WHAT YOU ARE ASKED TO DO.
Skip the pictures. Transcribe the rest of the data below without changing a word.

[DATASET start]

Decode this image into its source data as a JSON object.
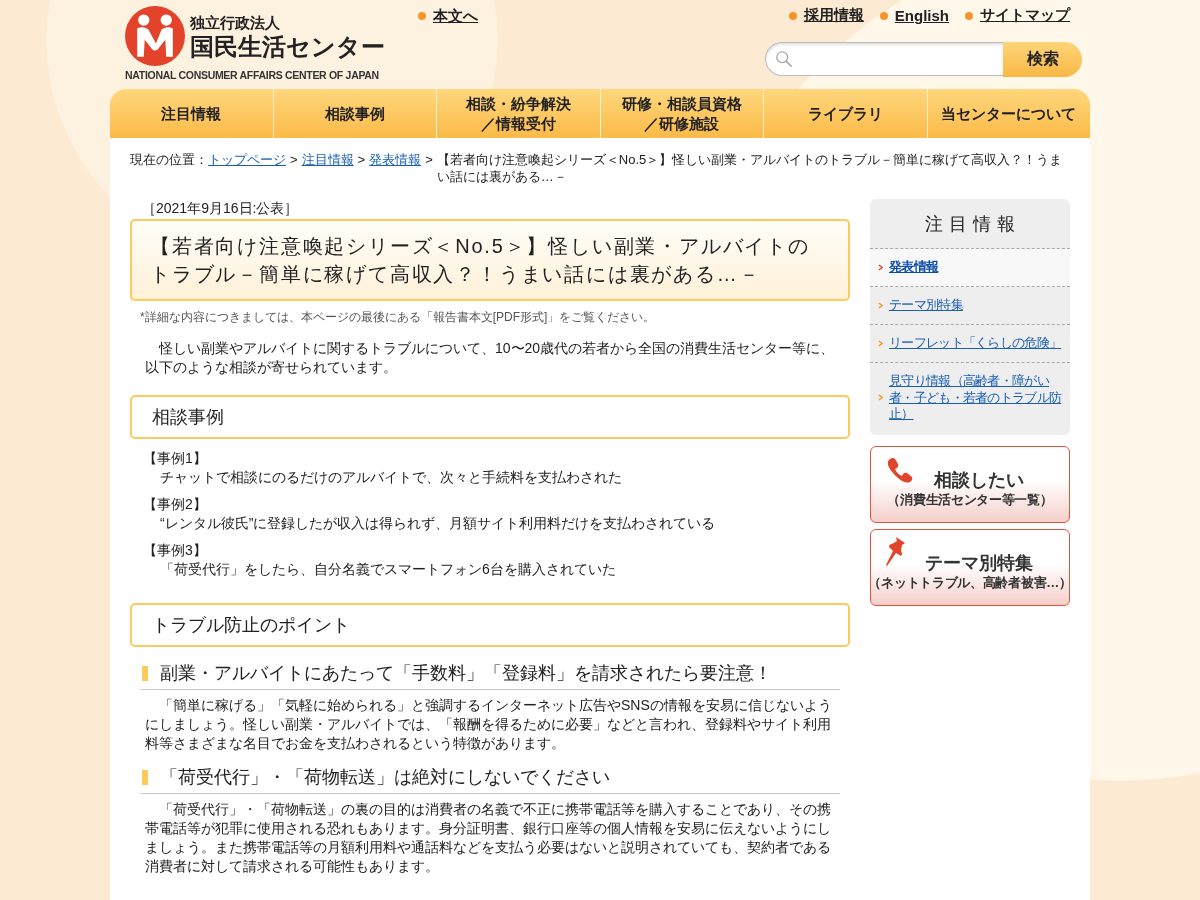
{
  "header": {
    "logo": {
      "org_type": "独立行政法人",
      "name": "国民生活センター",
      "english_name": "NATIONAL CONSUMER AFFAIRS CENTER OF JAPAN"
    },
    "skip_link": "本文へ",
    "utility_links": [
      "採用情報",
      "English",
      "サイトマップ"
    ],
    "search": {
      "button": "検索"
    }
  },
  "nav": {
    "items": [
      {
        "lines": [
          "注目情報"
        ]
      },
      {
        "lines": [
          "相談事例"
        ]
      },
      {
        "lines": [
          "相談・紛争解決",
          "／情報受付"
        ]
      },
      {
        "lines": [
          "研修・相談員資格",
          "／研修施設"
        ]
      },
      {
        "lines": [
          "ライブラリ"
        ]
      },
      {
        "lines": [
          "当センターについて"
        ]
      }
    ]
  },
  "breadcrumb": {
    "label": "現在の位置：",
    "items": [
      {
        "kind": "link",
        "text": "トップページ"
      },
      {
        "kind": "separator",
        "text": ">"
      },
      {
        "kind": "link",
        "text": "注目情報"
      },
      {
        "kind": "separator",
        "text": ">"
      },
      {
        "kind": "link",
        "text": "発表情報"
      },
      {
        "kind": "separator",
        "text": ">"
      },
      {
        "kind": "current",
        "text": "【若者向け注意喚起シリーズ＜No.5＞】怪しい副業・アルバイトのトラブル－簡単に稼げて高収入？！うまい話には裏がある…－"
      }
    ]
  },
  "article": {
    "date": "［2021年9月16日:公表］",
    "title": "【若者向け注意喚起シリーズ＜No.5＞】怪しい副業・アルバイトのトラブル－簡単に稼げて高収入？！うまい話には裏がある…－",
    "note": "*詳細な内容につきましては、本ページの最後にある「報告書本文[PDF形式]」をご覧ください。",
    "intro": "怪しい副業やアルバイトに関するトラブルについて、10〜20歳代の若者から全国の消費生活センター等に、以下のような相談が寄せられています。",
    "sections": [
      {
        "kind": "cases",
        "heading": "相談事例",
        "items": [
          {
            "label": "【事例1】",
            "text": "チャットで相談にのるだけのアルバイトで、次々と手続料を支払わされた"
          },
          {
            "label": "【事例2】",
            "text": "“レンタル彼氏”に登録したが収入は得られず、月額サイト利用料だけを支払わされている"
          },
          {
            "label": "【事例3】",
            "text": "「荷受代行」をしたら、自分名義でスマートフォン6台を購入されていた"
          }
        ]
      },
      {
        "kind": "points",
        "heading": "トラブル防止のポイント",
        "items": [
          {
            "heading": "副業・アルバイトにあたって「手数料」「登録料」を請求されたら要注意！",
            "text": "「簡単に稼げる」「気軽に始められる」と強調するインターネット広告やSNSの情報を安易に信じないようにしましょう。怪しい副業・アルバイトでは、「報酬を得るために必要」などと言われ、登録料やサイト利用料等さまざまな名目でお金を支払わされるという特徴があります。"
          },
          {
            "heading": "「荷受代行」・「荷物転送」は絶対にしないでください",
            "text": "「荷受代行」・「荷物転送」の裏の目的は消費者の名義で不正に携帯電話等を購入することであり、その携帯電話等が犯罪に使用される恐れもあります。身分証明書、銀行口座等の個人情報を安易に伝えないようにしましょう。また携帯電話等の月額利用料や通話料などを支払う必要はないと説明されていても、契約者である消費者に対して請求される可能性もあります。"
          }
        ]
      }
    ]
  },
  "sidebar": {
    "title": "注目情報",
    "items": [
      {
        "label": "発表情報",
        "selected": true
      },
      {
        "label": "テーマ別特集",
        "selected": false
      },
      {
        "label": "リーフレット「くらしの危険」",
        "selected": false
      },
      {
        "label": "見守り情報（高齢者・障がい者・子ども・若者のトラブル防止）",
        "selected": false
      }
    ],
    "banners": [
      {
        "kind": "phone",
        "title": "相談したい",
        "subtitle": "（消費生活センター等一覧）"
      },
      {
        "kind": "pin",
        "title": "テーマ別特集",
        "subtitle": "（ネットトラブル、高齢者被害…）"
      }
    ]
  }
}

[DATASET end]

RESULT.
Decode this image into its source data as a JSON object.
{
  "header": {
    "logo": {
      "org_type": "独立行政法人",
      "name": "国民生活センター",
      "english_name": "NATIONAL CONSUMER AFFAIRS CENTER OF JAPAN"
    },
    "skip_link": "本文へ",
    "utility_links": [
      "採用情報",
      "English",
      "サイトマップ"
    ],
    "search": {
      "button": "検索"
    }
  },
  "nav": {
    "items": [
      {
        "lines": [
          "注目情報"
        ]
      },
      {
        "lines": [
          "相談事例"
        ]
      },
      {
        "lines": [
          "相談・紛争解決",
          "／情報受付"
        ]
      },
      {
        "lines": [
          "研修・相談員資格",
          "／研修施設"
        ]
      },
      {
        "lines": [
          "ライブラリ"
        ]
      },
      {
        "lines": [
          "当センターについて"
        ]
      }
    ]
  },
  "breadcrumb": {
    "label": "現在の位置：",
    "items": [
      {
        "kind": "link",
        "text": "トップページ"
      },
      {
        "kind": "separator",
        "text": ">"
      },
      {
        "kind": "link",
        "text": "注目情報"
      },
      {
        "kind": "separator",
        "text": ">"
      },
      {
        "kind": "link",
        "text": "発表情報"
      },
      {
        "kind": "separator",
        "text": ">"
      },
      {
        "kind": "current",
        "text": "【若者向け注意喚起シリーズ＜No.5＞】怪しい副業・アルバイトのトラブル－簡単に稼げて高収入？！うまい話には裏がある…－"
      }
    ]
  },
  "article": {
    "date": "［2021年9月16日:公表］",
    "title": "【若者向け注意喚起シリーズ＜No.5＞】怪しい副業・アルバイトのトラブル－簡単に稼げて高収入？！うまい話には裏がある…－",
    "note": "*詳細な内容につきましては、本ページの最後にある「報告書本文[PDF形式]」をご覧ください。",
    "intro": "怪しい副業やアルバイトに関するトラブルについて、10〜20歳代の若者から全国の消費生活センター等に、以下のような相談が寄せられています。",
    "sections": [
      {
        "kind": "cases",
        "heading": "相談事例",
        "items": [
          {
            "label": "【事例1】",
            "text": "チャットで相談にのるだけのアルバイトで、次々と手続料を支払わされた"
          },
          {
            "label": "【事例2】",
            "text": "“レンタル彼氏”に登録したが収入は得られず、月額サイト利用料だけを支払わされている"
          },
          {
            "label": "【事例3】",
            "text": "「荷受代行」をしたら、自分名義でスマートフォン6台を購入されていた"
          }
        ]
      },
      {
        "kind": "points",
        "heading": "トラブル防止のポイント",
        "items": [
          {
            "heading": "副業・アルバイトにあたって「手数料」「登録料」を請求されたら要注意！",
            "text": "「簡単に稼げる」「気軽に始められる」と強調するインターネット広告やSNSの情報を安易に信じないようにしましょう。怪しい副業・アルバイトでは、「報酬を得るために必要」などと言われ、登録料やサイト利用料等さまざまな名目でお金を支払わされるという特徴があります。"
          },
          {
            "heading": "「荷受代行」・「荷物転送」は絶対にしないでください",
            "text": "「荷受代行」・「荷物転送」の裏の目的は消費者の名義で不正に携帯電話等を購入することであり、その携帯電話等が犯罪に使用される恐れもあります。身分証明書、銀行口座等の個人情報を安易に伝えないようにしましょう。また携帯電話等の月額利用料や通話料などを支払う必要はないと説明されていても、契約者である消費者に対して請求される可能性もあります。"
          }
        ]
      }
    ]
  },
  "sidebar": {
    "title": "注目情報",
    "items": [
      {
        "label": "発表情報",
        "selected": true
      },
      {
        "label": "テーマ別特集",
        "selected": false
      },
      {
        "label": "リーフレット「くらしの危険」",
        "selected": false
      },
      {
        "label": "見守り情報（高齢者・障がい者・子ども・若者のトラブル防止）",
        "selected": false
      }
    ],
    "banners": [
      {
        "kind": "phone",
        "title": "相談したい",
        "subtitle": "（消費生活センター等一覧）"
      },
      {
        "kind": "pin",
        "title": "テーマ別特集",
        "subtitle": "（ネットトラブル、高齢者被害…）"
      }
    ]
  }
}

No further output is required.